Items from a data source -

□ □ □

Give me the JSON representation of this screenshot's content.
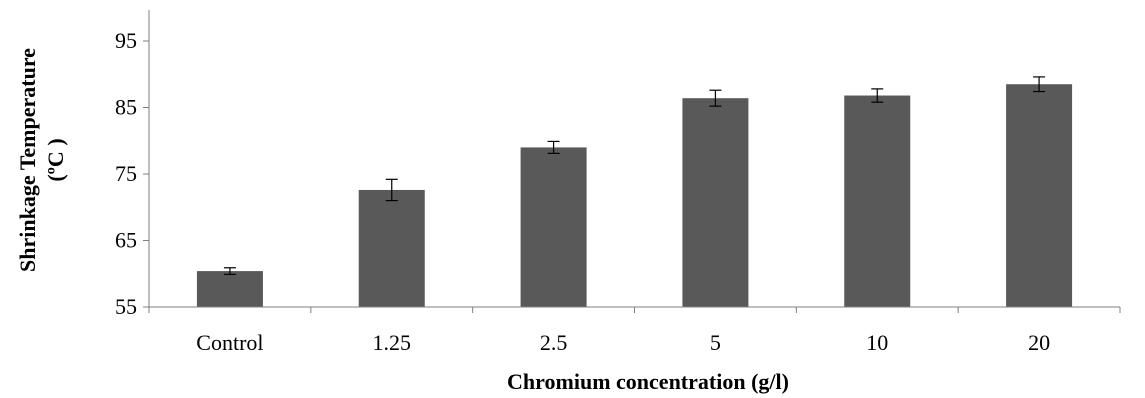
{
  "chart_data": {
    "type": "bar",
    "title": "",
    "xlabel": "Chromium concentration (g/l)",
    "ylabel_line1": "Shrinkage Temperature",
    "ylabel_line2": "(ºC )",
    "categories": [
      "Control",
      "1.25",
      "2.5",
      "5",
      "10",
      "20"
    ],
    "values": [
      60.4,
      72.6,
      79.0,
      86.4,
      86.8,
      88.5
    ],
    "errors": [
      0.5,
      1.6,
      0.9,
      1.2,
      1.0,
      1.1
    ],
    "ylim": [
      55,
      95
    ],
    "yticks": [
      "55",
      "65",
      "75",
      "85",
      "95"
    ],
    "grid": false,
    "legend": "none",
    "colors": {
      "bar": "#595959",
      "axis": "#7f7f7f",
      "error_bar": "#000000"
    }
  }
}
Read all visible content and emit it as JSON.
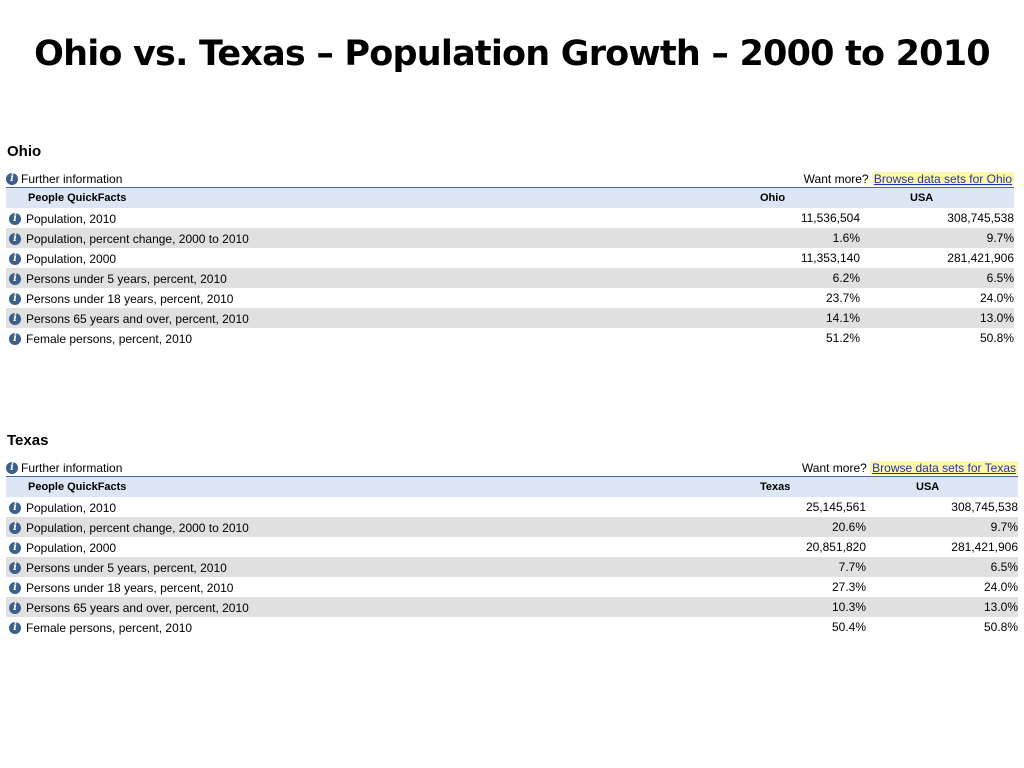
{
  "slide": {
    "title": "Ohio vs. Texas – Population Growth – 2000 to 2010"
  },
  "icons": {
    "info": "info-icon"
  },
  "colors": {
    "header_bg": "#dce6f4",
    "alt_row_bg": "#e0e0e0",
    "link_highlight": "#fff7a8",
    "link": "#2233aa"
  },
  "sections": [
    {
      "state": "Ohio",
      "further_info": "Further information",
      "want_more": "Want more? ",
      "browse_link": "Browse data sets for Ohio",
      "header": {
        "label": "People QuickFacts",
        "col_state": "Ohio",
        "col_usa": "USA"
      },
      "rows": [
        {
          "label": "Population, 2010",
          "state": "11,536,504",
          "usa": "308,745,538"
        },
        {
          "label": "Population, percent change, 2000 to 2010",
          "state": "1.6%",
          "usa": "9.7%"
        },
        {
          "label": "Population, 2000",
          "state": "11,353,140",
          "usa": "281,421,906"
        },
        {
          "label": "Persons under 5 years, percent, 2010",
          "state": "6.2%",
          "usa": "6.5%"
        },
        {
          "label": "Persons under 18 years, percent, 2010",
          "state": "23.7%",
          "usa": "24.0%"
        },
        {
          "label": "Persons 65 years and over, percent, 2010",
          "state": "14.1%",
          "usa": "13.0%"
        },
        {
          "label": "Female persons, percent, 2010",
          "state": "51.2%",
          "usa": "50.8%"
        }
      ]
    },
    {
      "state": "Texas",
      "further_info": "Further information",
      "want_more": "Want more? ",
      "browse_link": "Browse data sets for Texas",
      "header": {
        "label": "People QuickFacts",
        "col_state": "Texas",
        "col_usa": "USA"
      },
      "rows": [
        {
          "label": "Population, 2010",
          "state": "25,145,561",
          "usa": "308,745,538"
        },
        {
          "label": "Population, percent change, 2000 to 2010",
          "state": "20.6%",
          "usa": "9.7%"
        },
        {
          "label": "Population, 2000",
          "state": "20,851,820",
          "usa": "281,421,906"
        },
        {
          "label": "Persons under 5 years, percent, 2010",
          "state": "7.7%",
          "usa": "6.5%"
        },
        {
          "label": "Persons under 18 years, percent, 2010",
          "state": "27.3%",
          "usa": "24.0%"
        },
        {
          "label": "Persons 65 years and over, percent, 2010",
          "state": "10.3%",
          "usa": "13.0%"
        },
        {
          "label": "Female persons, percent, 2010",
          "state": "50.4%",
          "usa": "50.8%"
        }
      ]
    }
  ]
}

□ □ □

Required work - Determine how many lines of the data contain "content" and give nothing but that number.

Task result - 2